* _Exercise materials_:
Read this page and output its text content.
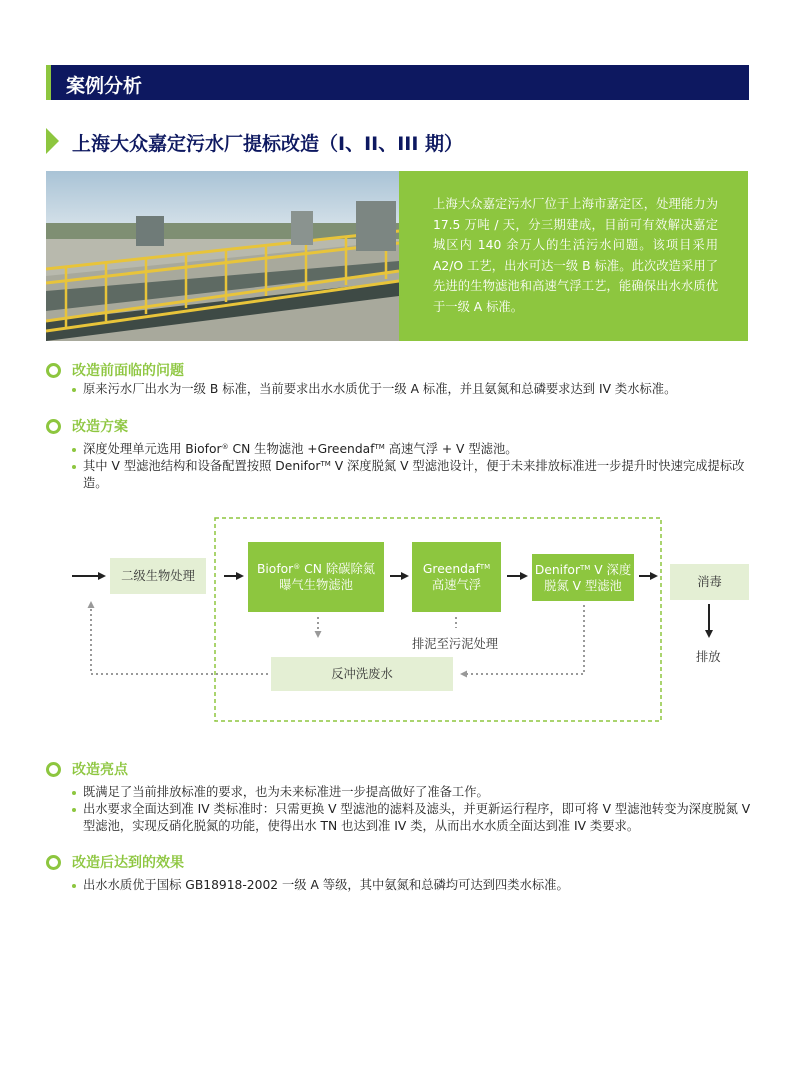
案例分析
上海大众嘉定污水厂提标改造（I、II、III 期）
上海大众嘉定污水厂位于上海市嘉定区，处理能力为 17.5 万吨 / 天，分三期建成，目前可有效解决嘉定城区内 140 余万人的生活污水问题。该项目采用 A2/O 工艺，出水可达一级 B 标准。此次改造采用了先进的生物滤池和高速气浮工艺，能确保出水水质优于一级 A 标准。
改造前面临的问题
原来污水厂出水为一级 B 标准，当前要求出水水质优于一级 A 标准，并且氨氮和总磷要求达到 IV 类水标准。
改造方案
深度处理单元选用 Biofor® CN 生物滤池 +Greendaf™ 高速气浮 + V 型滤池。
其中 V 型滤池结构和设备配置按照 Denifor™ V 深度脱氮 V 型滤池设计，便于未来排放标准进一步提升时快速完成提标改造。
二级生物处理	Biofor® CN 除碳除氮
曝气生物滤池
Greendaf™
高速气浮
Denifor™ V 深度
脱氮 V 型滤池	消毒
排放
排泥至污泥处理
反冲洗废水
改造亮点
既满足了当前排放标准的要求，也为未来标准进一步提高做好了准备工作。
出水要求全面达到准 IV 类标准时：只需更换 V 型滤池的滤料及滤头，并更新运行程序，即可将 V 型滤池转变为深度脱氮 V 型滤池，实现反硝化脱氮的功能，使得出水 TN 也达到准 IV 类，从而出水水质全面达到准 IV 类要求。
改造后达到的效果
出水水质优于国标 GB18918-2002 一级 A 等级，其中氨氮和总磷均可达到四类水标准。
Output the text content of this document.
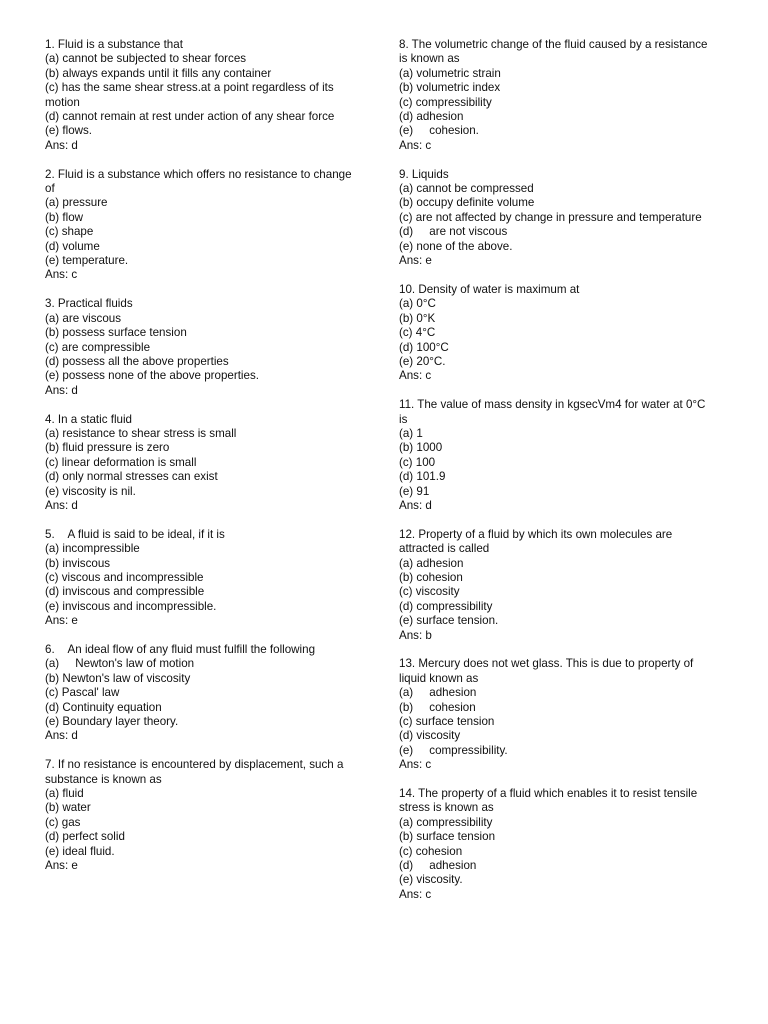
1. Fluid is a substance that
(a) cannot be subjected to shear forces
(b) always expands until it fills any container
(c) has the same shear stress.at a point regardless of its motion
(d) cannot remain at rest under action of any shear force
(e) flows.
Ans: d
2. Fluid is a substance which offers no resistance to change of
(a) pressure
(b) flow
(c) shape
(d) volume
(e) temperature.
Ans: c
3. Practical fluids
(a) are viscous
(b) possess surface tension
(c) are compressible
(d) possess all the above properties
(e) possess none of the above properties.
Ans: d
4. In a static fluid
(a) resistance to shear stress is small
(b) fluid pressure is zero
(c) linear deformation is small
(d) only normal stresses can exist
(e) viscosity is nil.
Ans: d
5.    A fluid is said to be ideal, if it is
(a) incompressible
(b) inviscous
(c) viscous and incompressible
(d) inviscous and compressible
(e) inviscous and incompressible.
Ans: e
6.    An ideal flow of any fluid must fulfill the following
(a)     Newton's law of motion
(b) Newton's law of viscosity
(c) Pascal' law
(d) Continuity equation
(e) Boundary layer theory.
Ans: d
7. If no resistance is encountered by displacement, such a substance is known as
(a) fluid
(b) water
(c) gas
(d) perfect solid
(e) ideal fluid.
Ans: e
8. The volumetric change of the fluid caused by a resistance is known as
(a) volumetric strain
(b) volumetric index
(c) compressibility
(d) adhesion
(e)     cohesion.
Ans: c
9. Liquids
(a) cannot be compressed
(b) occupy definite volume
(c) are not affected by change in pressure and temperature
(d)     are not viscous
(e) none of the above.
Ans: e
10. Density of water is maximum at
(a) 0°C
(b) 0°K
(c) 4°C
(d) 100°C
(e) 20°C.
Ans: c
11. The value of mass density in kgsecVm4 for water at 0°C is
(a) 1
(b) 1000
(c) 100
(d) 101.9
(e) 91
Ans: d
12. Property of a fluid by which its own molecules are attracted is called
(a) adhesion
(b) cohesion
(c) viscosity
(d) compressibility
(e) surface tension.
Ans: b
13. Mercury does not wet glass. This is due to property of liquid known as
(a)     adhesion
(b)     cohesion
(c) surface tension
(d) viscosity
(e)     compressibility.
Ans: c
14. The property of a fluid which enables it to resist tensile stress is known as
(a) compressibility
(b) surface tension
(c) cohesion
(d)     adhesion
(e) viscosity.
Ans: c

* _Given exercise_:
Transcribe the full listing above exactly as it stands, minus the pictures.

* _Output for this exercise_:
Read this page and output its text content.
案例分析
上海大众嘉定污水厂提标改造（I、II、III 期）
上海大众嘉定污水厂位于上海市嘉定区，处理能力为 17.5 万吨 / 天，分三期建成，目前可有效解决嘉定城区内 140 余万人的生活污水问题。该项目采用 A2/O 工艺，出水可达一级 B 标准。此次改造采用了先进的生物滤池和高速气浮工艺，能确保出水水质优于一级 A 标准。
改造前面临的问题
原来污水厂出水为一级 B 标准，当前要求出水水质优于一级 A 标准，并且氨氮和总磷要求达到 IV 类水标准。
改造方案
深度处理单元选用 Biofor® CN 生物滤池 +Greendaf™ 高速气浮 + V 型滤池。
其中 V 型滤池结构和设备配置按照 Denifor™ V 深度脱氮 V 型滤池设计，便于未来排放标准进一步提升时快速完成提标改造。
二级生物处理	Biofor® CN 除碳除氮
曝气生物滤池
Greendaf™
高速气浮
Denifor™ V 深度
脱氮 V 型滤池	消毒
排放
排泥至污泥处理
反冲洗废水
改造亮点
既满足了当前排放标准的要求，也为未来标准进一步提高做好了准备工作。
出水要求全面达到准 IV 类标准时：只需更换 V 型滤池的滤料及滤头，并更新运行程序，即可将 V 型滤池转变为深度脱氮 V 型滤池，实现反硝化脱氮的功能，使得出水 TN 也达到准 IV 类，从而出水水质全面达到准 IV 类要求。
改造后达到的效果
出水水质优于国标 GB18918-2002 一级 A 等级，其中氨氮和总磷均可达到四类水标准。
Output the text content of this document.
1. Fluid is a substance that
(a) cannot be subjected to shear forces
(b) always expands until it fills any container
(c) has the same shear stress.at a point regardless of its motion
(d) cannot remain at rest under action of any shear force
(e) flows.
Ans: d
2. Fluid is a substance which offers no resistance to change of
(a) pressure
(b) flow
(c) shape
(d) volume
(e) temperature.
Ans: c
3. Practical fluids
(a) are viscous
(b) possess surface tension
(c) are compressible
(d) possess all the above properties
(e) possess none of the above properties.
Ans: d
4. In a static fluid
(a) resistance to shear stress is small
(b) fluid pressure is zero
(c) linear deformation is small
(d) only normal stresses can exist
(e) viscosity is nil.
Ans: d
5.    A fluid is said to be ideal, if it is
(a) incompressible
(b) inviscous
(c) viscous and incompressible
(d) inviscous and compressible
(e) inviscous and incompressible.
Ans: e
6.    An ideal flow of any fluid must fulfill the following
(a)     Newton's law of motion
(b) Newton's law of viscosity
(c) Pascal' law
(d) Continuity equation
(e) Boundary layer theory.
Ans: d
7. If no resistance is encountered by displacement, such a substance is known as
(a) fluid
(b) water
(c) gas
(d) perfect solid
(e) ideal fluid.
Ans: e
8. The volumetric change of the fluid caused by a resistance is known as
(a) volumetric strain
(b) volumetric index
(c) compressibility
(d) adhesion
(e)     cohesion.
Ans: c
9. Liquids
(a) cannot be compressed
(b) occupy definite volume
(c) are not affected by change in pressure and temperature
(d)     are not viscous
(e) none of the above.
Ans: e
10. Density of water is maximum at
(a) 0°C
(b) 0°K
(c) 4°C
(d) 100°C
(e) 20°C.
Ans: c
11. The value of mass density in kgsecVm4 for water at 0°C is
(a) 1
(b) 1000
(c) 100
(d) 101.9
(e) 91
Ans: d
12. Property of a fluid by which its own molecules are attracted is called
(a) adhesion
(b) cohesion
(c) viscosity
(d) compressibility
(e) surface tension.
Ans: b
13. Mercury does not wet glass. This is due to property of liquid known as
(a)     adhesion
(b)     cohesion
(c) surface tension
(d) viscosity
(e)     compressibility.
Ans: c
14. The property of a fluid which enables it to resist tensile stress is known as
(a) compressibility
(b) surface tension
(c) cohesion
(d)     adhesion
(e) viscosity.
Ans: c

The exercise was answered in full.